- _WHAT YOU WILL DO_:
Reproduce the CIBC FirstCaribbean case study starting with "At the time, there" and going on through "would ultimately serve.", changing "leadership teams" to "executive teams".

━━ EXCERPT ━━

CIBC FirstCaribbean
Banking Platform · iOS & Android · 2017 · Devbridge
Case study
While at Devbridge, I led design for the launch of the new CIBC FirstCaribbean mobile banking experience across iOS and Android. At the time, Devbridge was a Chicago-based product consultancy with a growing Toronto office, where I eventually became Product Design Manager leading a small team of designers.
This project became a defining milestone in my career. It ultimately led to my promotion from Senior Product Designer to Product Design Manager — not because of visual polish alone, but because it taught me how to operate inside a highly complex, international product ecosystem.
The context
CIBC had acquired FirstCaribbean, a banking organization operating across multiple Caribbean countries. Unlike traditional Canadian banking products, this was not a single-country banking experience.
Customers often held accounts across different Caribbean nations, currencies, and financial systems simultaneously. The challenge was not simply designing a banking app. It was designing an experience that made international banking feel understandable and seamless for everyday users.
At the time, there was no modern mobile banking platform in place. Devbridge was brought in to take the product from 0→1 across platforms, partnering closely with leadership teams in Toronto while coordinating with stakeholders connected to the Caribbean markets the product would ultimately serve.

━━━
━━ DATA ━━

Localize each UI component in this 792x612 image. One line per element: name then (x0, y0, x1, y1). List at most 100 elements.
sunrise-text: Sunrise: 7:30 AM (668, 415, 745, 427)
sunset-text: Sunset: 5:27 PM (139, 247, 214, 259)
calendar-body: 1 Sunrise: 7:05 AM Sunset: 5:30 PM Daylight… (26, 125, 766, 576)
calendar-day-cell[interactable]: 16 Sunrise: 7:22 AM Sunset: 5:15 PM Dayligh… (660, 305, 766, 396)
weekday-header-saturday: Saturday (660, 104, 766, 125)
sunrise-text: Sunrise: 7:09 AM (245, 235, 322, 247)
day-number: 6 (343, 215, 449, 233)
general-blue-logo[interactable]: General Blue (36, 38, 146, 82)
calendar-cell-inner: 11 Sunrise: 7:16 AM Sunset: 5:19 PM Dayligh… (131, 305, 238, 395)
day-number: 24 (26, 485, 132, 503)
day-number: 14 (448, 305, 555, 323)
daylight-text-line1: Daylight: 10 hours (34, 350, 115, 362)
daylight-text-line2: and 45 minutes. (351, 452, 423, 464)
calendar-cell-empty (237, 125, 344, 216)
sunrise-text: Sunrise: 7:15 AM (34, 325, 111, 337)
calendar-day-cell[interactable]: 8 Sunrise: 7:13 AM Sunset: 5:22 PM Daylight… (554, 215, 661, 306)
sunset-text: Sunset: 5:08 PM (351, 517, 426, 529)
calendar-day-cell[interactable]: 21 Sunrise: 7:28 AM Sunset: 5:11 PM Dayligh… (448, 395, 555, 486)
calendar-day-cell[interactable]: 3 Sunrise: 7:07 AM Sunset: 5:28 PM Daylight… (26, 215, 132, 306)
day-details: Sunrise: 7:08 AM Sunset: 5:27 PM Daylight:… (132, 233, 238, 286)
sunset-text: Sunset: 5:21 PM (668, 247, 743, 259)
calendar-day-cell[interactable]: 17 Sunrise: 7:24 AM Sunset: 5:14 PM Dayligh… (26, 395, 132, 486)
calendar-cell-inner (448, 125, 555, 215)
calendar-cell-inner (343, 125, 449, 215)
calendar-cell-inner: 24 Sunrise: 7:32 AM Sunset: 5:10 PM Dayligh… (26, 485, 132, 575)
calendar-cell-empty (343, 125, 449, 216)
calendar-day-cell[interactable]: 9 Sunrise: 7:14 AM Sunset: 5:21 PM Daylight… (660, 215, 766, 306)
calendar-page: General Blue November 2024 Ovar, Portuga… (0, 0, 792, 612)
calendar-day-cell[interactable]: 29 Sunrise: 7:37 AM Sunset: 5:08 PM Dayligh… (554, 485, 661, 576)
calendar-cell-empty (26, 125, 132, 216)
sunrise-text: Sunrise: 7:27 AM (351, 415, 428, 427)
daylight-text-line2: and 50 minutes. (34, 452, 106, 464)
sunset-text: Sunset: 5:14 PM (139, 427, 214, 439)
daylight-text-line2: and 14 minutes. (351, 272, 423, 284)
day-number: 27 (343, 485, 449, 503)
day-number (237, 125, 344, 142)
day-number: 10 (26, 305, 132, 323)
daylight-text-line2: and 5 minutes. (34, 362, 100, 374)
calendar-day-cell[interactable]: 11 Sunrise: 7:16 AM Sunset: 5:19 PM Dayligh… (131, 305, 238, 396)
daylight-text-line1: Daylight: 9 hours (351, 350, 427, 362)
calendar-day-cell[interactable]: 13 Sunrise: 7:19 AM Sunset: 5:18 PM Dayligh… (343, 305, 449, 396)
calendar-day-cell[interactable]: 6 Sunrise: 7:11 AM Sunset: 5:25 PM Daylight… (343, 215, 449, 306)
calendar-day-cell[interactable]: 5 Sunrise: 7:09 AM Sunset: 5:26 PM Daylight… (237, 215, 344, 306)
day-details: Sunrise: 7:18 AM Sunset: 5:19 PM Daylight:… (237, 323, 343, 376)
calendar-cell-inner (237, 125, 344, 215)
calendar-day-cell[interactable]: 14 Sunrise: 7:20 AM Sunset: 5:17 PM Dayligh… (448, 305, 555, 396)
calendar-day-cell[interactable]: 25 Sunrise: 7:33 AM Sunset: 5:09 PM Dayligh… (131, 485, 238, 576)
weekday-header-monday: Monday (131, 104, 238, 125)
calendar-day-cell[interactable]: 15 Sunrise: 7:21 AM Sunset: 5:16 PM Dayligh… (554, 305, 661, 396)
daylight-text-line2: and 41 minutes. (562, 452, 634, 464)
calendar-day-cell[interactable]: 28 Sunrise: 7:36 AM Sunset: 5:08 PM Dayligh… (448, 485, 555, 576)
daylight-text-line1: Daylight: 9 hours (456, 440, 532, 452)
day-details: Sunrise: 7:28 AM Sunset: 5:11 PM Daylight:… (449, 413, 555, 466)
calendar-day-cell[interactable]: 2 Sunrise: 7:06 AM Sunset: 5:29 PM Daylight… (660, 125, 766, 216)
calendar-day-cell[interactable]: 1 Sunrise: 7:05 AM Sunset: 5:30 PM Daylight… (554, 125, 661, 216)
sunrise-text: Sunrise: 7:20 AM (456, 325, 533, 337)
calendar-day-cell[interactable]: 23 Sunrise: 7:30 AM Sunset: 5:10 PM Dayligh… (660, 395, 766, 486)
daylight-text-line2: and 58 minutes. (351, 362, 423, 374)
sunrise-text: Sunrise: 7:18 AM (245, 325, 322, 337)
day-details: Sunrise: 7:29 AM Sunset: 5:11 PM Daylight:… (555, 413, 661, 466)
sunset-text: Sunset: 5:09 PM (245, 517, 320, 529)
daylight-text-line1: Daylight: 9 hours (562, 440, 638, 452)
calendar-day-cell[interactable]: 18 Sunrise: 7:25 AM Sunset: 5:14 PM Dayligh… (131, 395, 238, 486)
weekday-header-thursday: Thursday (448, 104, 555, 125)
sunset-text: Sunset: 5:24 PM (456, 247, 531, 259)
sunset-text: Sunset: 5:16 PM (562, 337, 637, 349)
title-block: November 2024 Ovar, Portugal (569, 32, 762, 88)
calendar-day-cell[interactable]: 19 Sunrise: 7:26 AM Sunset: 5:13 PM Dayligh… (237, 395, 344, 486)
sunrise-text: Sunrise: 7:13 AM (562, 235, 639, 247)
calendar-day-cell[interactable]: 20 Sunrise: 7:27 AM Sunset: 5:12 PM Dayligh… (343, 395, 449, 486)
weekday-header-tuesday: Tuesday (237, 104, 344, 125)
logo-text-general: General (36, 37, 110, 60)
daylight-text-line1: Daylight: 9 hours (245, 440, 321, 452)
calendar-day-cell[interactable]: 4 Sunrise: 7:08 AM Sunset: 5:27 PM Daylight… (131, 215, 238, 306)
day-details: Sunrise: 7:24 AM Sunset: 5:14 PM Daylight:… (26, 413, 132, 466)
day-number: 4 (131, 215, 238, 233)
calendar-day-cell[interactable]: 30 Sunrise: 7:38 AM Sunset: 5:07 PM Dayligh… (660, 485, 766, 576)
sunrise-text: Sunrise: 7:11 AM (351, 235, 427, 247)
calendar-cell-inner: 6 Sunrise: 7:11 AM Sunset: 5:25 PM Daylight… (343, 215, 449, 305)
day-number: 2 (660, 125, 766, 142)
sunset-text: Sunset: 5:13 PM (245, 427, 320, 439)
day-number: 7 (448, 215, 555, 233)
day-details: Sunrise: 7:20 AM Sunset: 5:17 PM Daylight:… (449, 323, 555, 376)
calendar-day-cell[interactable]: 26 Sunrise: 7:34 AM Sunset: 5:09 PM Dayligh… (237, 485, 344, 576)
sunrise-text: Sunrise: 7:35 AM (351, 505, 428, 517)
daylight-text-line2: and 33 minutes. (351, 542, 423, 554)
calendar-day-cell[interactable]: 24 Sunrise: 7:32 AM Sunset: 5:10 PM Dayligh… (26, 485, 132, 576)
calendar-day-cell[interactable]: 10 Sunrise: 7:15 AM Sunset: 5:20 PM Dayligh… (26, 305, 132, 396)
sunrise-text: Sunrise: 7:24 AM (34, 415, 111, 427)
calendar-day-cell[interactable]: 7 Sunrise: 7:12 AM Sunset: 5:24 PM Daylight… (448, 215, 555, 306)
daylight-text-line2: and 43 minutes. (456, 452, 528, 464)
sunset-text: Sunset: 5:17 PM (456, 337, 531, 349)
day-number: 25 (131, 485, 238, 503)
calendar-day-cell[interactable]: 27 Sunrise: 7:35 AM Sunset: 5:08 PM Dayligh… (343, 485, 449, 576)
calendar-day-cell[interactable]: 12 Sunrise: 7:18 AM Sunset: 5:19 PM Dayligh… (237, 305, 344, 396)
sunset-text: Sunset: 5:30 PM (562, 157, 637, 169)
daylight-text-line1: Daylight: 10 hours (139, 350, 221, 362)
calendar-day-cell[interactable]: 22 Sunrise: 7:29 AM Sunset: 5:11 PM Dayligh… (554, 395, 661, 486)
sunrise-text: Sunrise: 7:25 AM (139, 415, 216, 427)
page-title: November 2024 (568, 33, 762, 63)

━━━

- _SOLUTION TO THE EXERCISE_:
At the time, there was no modern mobile banking platform in place. Devbridge was brought in to take the product from 0→1 across platforms, partnering closely with executive teams in Toronto while coordinating with stakeholders connected to the Caribbean markets the product would ultimately serve.